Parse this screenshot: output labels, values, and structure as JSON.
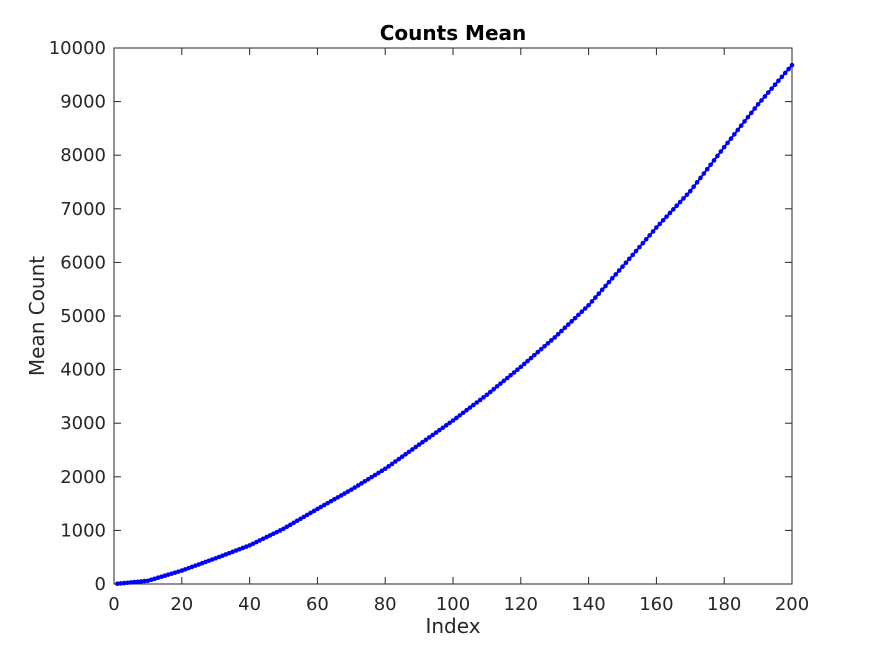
{
  "chart_data": {
    "type": "line",
    "title": "Counts Mean",
    "xlabel": "Index",
    "ylabel": "Mean Count",
    "xlim": [
      0,
      200
    ],
    "ylim": [
      0,
      10000
    ],
    "xticks": [
      0,
      20,
      40,
      60,
      80,
      100,
      120,
      140,
      160,
      180,
      200
    ],
    "yticks": [
      0,
      1000,
      2000,
      3000,
      4000,
      5000,
      6000,
      7000,
      8000,
      9000,
      10000
    ],
    "grid": false,
    "legend": "none",
    "series": [
      {
        "color": "#0000ff",
        "marker": "dot",
        "x": [
          1,
          10,
          20,
          30,
          40,
          50,
          60,
          70,
          80,
          90,
          100,
          110,
          120,
          130,
          140,
          150,
          160,
          170,
          180,
          190,
          200
        ],
        "y": [
          5,
          60,
          250,
          480,
          720,
          1030,
          1400,
          1760,
          2150,
          2600,
          3050,
          3530,
          4050,
          4600,
          5200,
          5920,
          6650,
          7330,
          8150,
          8950,
          9680
        ]
      }
    ]
  }
}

================

» YOUR OBJECTIVE: Copy the data exactly. Any picture it contains is to be omitted.

» FINAL ANSWER:
Parse this screenshot: output labels, values, and structure as JSON.
{
  "chart_data": {
    "type": "line",
    "title": "Counts Mean",
    "xlabel": "Index",
    "ylabel": "Mean Count",
    "xlim": [
      0,
      200
    ],
    "ylim": [
      0,
      10000
    ],
    "xticks": [
      0,
      20,
      40,
      60,
      80,
      100,
      120,
      140,
      160,
      180,
      200
    ],
    "yticks": [
      0,
      1000,
      2000,
      3000,
      4000,
      5000,
      6000,
      7000,
      8000,
      9000,
      10000
    ],
    "grid": false,
    "legend": "none",
    "series": [
      {
        "color": "#0000ff",
        "marker": "dot",
        "x": [
          1,
          10,
          20,
          30,
          40,
          50,
          60,
          70,
          80,
          90,
          100,
          110,
          120,
          130,
          140,
          150,
          160,
          170,
          180,
          190,
          200
        ],
        "y": [
          5,
          60,
          250,
          480,
          720,
          1030,
          1400,
          1760,
          2150,
          2600,
          3050,
          3530,
          4050,
          4600,
          5200,
          5920,
          6650,
          7330,
          8150,
          8950,
          9680
        ]
      }
    ]
  }
}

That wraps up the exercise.